Information provided:
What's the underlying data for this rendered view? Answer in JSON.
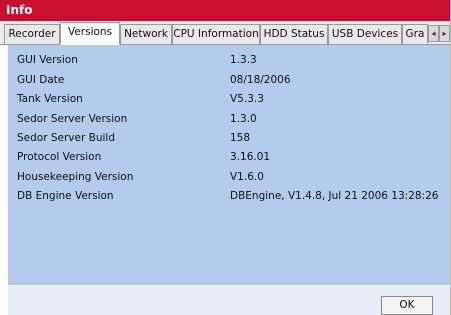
{
  "window": {
    "title": "Info"
  },
  "tabs": [
    "Recorder",
    "Versions",
    "Network",
    "CPU Information",
    "HDD Status",
    "USB Devices",
    "Gra"
  ],
  "active_tab": "Versions",
  "tab_scroll": {
    "left": "◂",
    "right": "▸"
  },
  "versions": [
    {
      "label": "GUI Version",
      "value": "1.3.3"
    },
    {
      "label": "GUI Date",
      "value": "08/18/2006"
    },
    {
      "label": "Tank Version",
      "value": "V5.3.3"
    },
    {
      "label": "Sedor Server Version",
      "value": "1.3.0"
    },
    {
      "label": "Sedor Server Build",
      "value": "158"
    },
    {
      "label": "Protocol Version",
      "value": "3.16.01"
    },
    {
      "label": "Housekeeping Version",
      "value": "V1.6.0"
    },
    {
      "label": "DB Engine Version",
      "value": "DBEngine, V1.4.8, Jul 21 2006 13:28:26"
    }
  ],
  "buttons": {
    "ok": "OK"
  },
  "colors": {
    "title_bar": "#c8102e",
    "content_bg": "#b3cbec"
  }
}
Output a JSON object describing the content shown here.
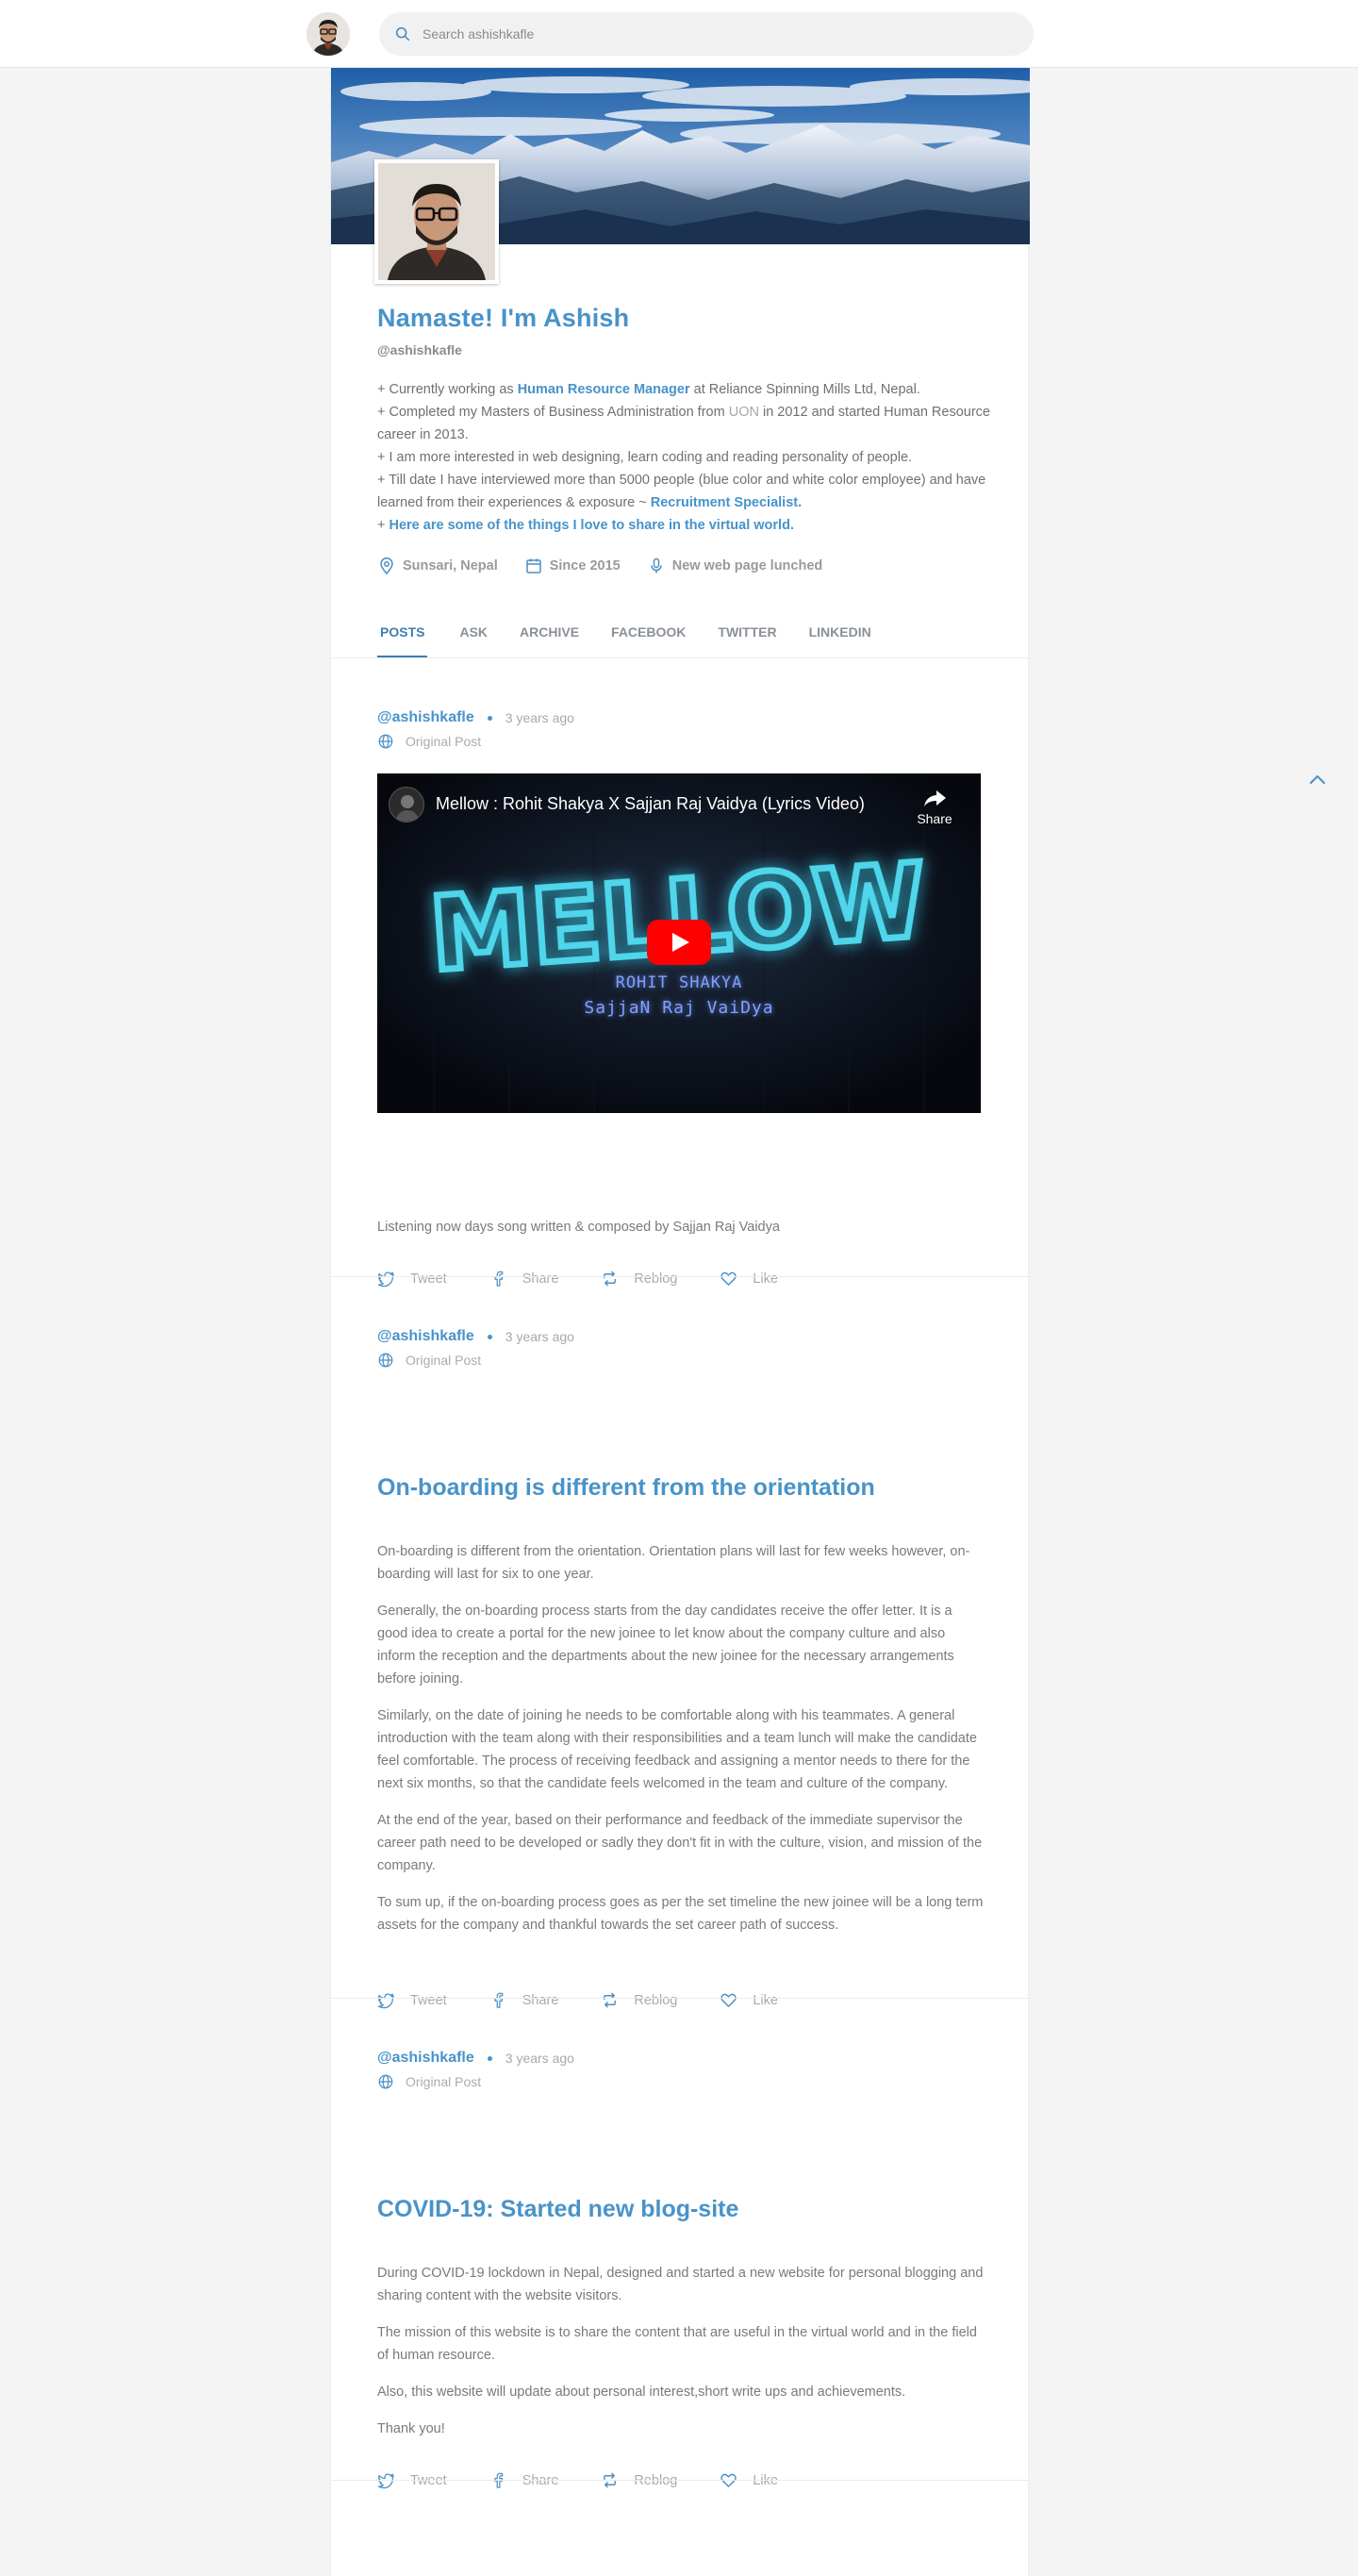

Written problem: Leave every image out, and retype the material exactly.

In response:
What's the underlying data for this rendered view? Answer in JSON.
{
  "window": {
    "title": "Info"
  },
  "tabs": [
    "Recorder",
    "Versions",
    "Network",
    "CPU Information",
    "HDD Status",
    "USB Devices",
    "Gra"
  ],
  "active_tab": "Versions",
  "tab_scroll": {
    "left": "◂",
    "right": "▸"
  },
  "versions": [
    {
      "label": "GUI Version",
      "value": "1.3.3"
    },
    {
      "label": "GUI Date",
      "value": "08/18/2006"
    },
    {
      "label": "Tank Version",
      "value": "V5.3.3"
    },
    {
      "label": "Sedor Server Version",
      "value": "1.3.0"
    },
    {
      "label": "Sedor Server Build",
      "value": "158"
    },
    {
      "label": "Protocol Version",
      "value": "3.16.01"
    },
    {
      "label": "Housekeeping Version",
      "value": "V1.6.0"
    },
    {
      "label": "DB Engine Version",
      "value": "DBEngine, V1.4.8, Jul 21 2006 13:28:26"
    }
  ],
  "buttons": {
    "ok": "OK"
  },
  "colors": {
    "title_bar": "#c8102e",
    "content_bg": "#b3cbec"
  }
}
Output a JSON object describing the content shown here.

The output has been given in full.